• [Tareas por realizar]
1. Enumere los nombres de todos los hijos y nietas de Manuel Elkin Patarroyo que aparecen en el fragmento.
2. Según el fragmento, ¿por qué ha podido Patarroyo disfrutar de sus nietas? Responda en una a tres oraciones.

• [Fragmento]
+ + + + +
Pero cuando le preguntan por la alegría más grande de su vida, Manuel Elkin Patarroyo, el investigador colombiano más reconocido del planeta, responde que fue haberse convertido en papá de sus tres hijos: Manuel Alfonso (40 años), María Cristina 'Tina' (36) y Carlos Gustavo (33).



Se trata de una felicidad que, asegura, se multiplicó con "total alcahuetería" con el nacimiento de sus nietas, María Alejandra, de 10 años, y Juliana, de ocho.

"A ellas he podido disfrutarlas... Además, me cogieron cuando ya estaba blandito", dice el profesor Patarroyo, mientras Manuel Alfonso, doctor en Ciencias y ranqueado como el tercer investigador más prolífico del país, levanta las cejas, mira hacia el techo y le da la razón: "Era estricto. No era particularmente querendón... Claro, de viejo, sí. Aunque no era hosco, sí era bravo. Pero ha cambiado mucho con las nietas".
+ + + + +
• [Conjunto de filas]
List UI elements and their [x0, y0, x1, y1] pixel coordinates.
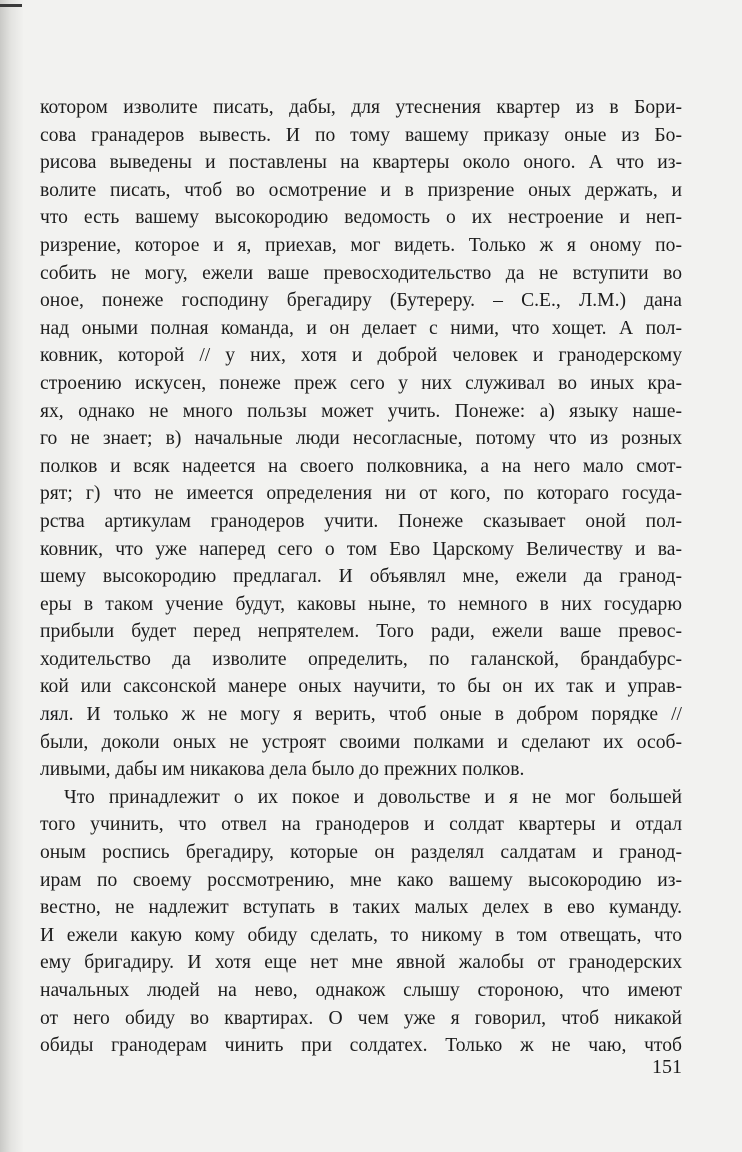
body-text [40, 94, 682, 1060]
text-line: еры в таком учение будут, каковы ныне, то немного в них государю [40, 593, 682, 615]
text-line: ризрение, которое и я, приехав, мог видеть. Только ж я оному по- [40, 234, 682, 256]
text-line: сова гранадеров вывесть. И по тому вашему приказу оные из Бо- [40, 124, 682, 146]
text-line: от него обиду во квартирах. О чем уже я говорил, чтоб никакой [40, 1007, 682, 1029]
text-line: были, доколи оных не устроят своими полками и сделают их особ- [40, 731, 682, 753]
text-line: котором изволите писать, дабы, для утеснения квартер из в Бори- [40, 97, 682, 118]
text-line: ливыми, дабы им никакова дела было до прежних полков. [40, 759, 525, 781]
text-line: кой или саксонской манере оных научити, то бы он их так и управ- [40, 676, 682, 698]
text-line: ирам по своему россмотрению, мне како вашему высокородию из- [40, 869, 682, 891]
text-line: волите писать, чтоб во осмотрение и в призрение оных держать, и [40, 179, 682, 201]
text-line: собить не могу, ежели ваше превосходительство да не вступити во [40, 262, 682, 284]
text-line: оное, понеже господину брегадиру (Бутереру. – С.Е., Л.М.) дана [40, 290, 682, 312]
page-gutter-shadow [0, 0, 24, 1152]
page-number: 151 [652, 1056, 682, 1078]
text-line: рства артикулам гранодеров учити. Понеже сказывает оной пол- [40, 510, 682, 532]
text-line: полков и всяк надеется на своего полковника, а на него мало смот- [40, 455, 682, 477]
text-line: оным роспись брегадиру, которые он разделял салдатам и гранод- [40, 842, 682, 864]
text-line: рисова выведены и поставлены на квартеры около оного. А что из- [40, 152, 682, 174]
text-line: того учинить, что отвел на гранодеров и солдат квартеры и отдал [40, 814, 682, 836]
text-line: ковник, которой // у них, хотя и доброй человек и гранодерскому [40, 345, 682, 367]
text-line: над оными полная команда, и он делает с ними, что хощет. А пол- [40, 317, 682, 339]
text-line: строению искусен, понеже преж сего у них служивал во иных кра- [40, 372, 682, 394]
text-line: ему бригадиру. И хотя еще нет мне явной жалобы от гранодерских [40, 952, 682, 974]
text-line: прибыли будет перед непрятелем. Того ради, ежели ваше превос- [40, 621, 682, 643]
text-line: ковник, что уже наперед сего о том Ево Царскому Величеству и ва- [40, 538, 682, 560]
text-line: лял. И только ж не могу я верить, чтоб оные в добром порядке // [40, 704, 682, 726]
text-line: И ежели какую кому обиду сделать, то никому в том отвещать, что [40, 924, 682, 946]
text-line: обиды гранодерам чинить при солдатех. Только ж не чаю, чтоб [40, 1035, 682, 1057]
text-line: вестно, не надлежит вступать в таких малых делех в ево куманду. [40, 897, 682, 919]
text-line: ходительство да изволите определить, по галанской, брандабурс- [40, 648, 682, 670]
text-line: начальных людей на нево, однакож слышу стороною, что имеют [40, 980, 682, 1001]
text-line: Что принадлежит о их покое и довольстве и я не мог большей [64, 786, 682, 808]
text-line: ях, однако не много пользы может учить. Понеже: а) языку наше- [40, 400, 682, 422]
text-line: рят; г) что не имеется определения ни от кого, по котораго госуда- [40, 483, 682, 505]
scan-corner-mark [0, 4, 22, 7]
text-line: что есть вашему высокородию ведомость о их нестроение и неп- [40, 207, 682, 229]
text-line: шему высокородию предлагал. И объявлял мне, ежели да гранод- [40, 566, 682, 588]
text-line: го не знает; в) начальные люди несогласные, потому что из розных [40, 428, 682, 450]
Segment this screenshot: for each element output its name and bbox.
+ + + + +
• [Respuestas por tarea]
1. Manuel Alfonso, María Cristina 'Tina', Carlos Gustavo, María Alejandra y Juliana.

2. Patarroyo dice que sus nietas lo "cogieron cuando ya estaba blandito". Su hijo Manuel Alfonso le da la razón: recuerda que era estricto y bravo, pero que ha cambiado mucho con las nietas.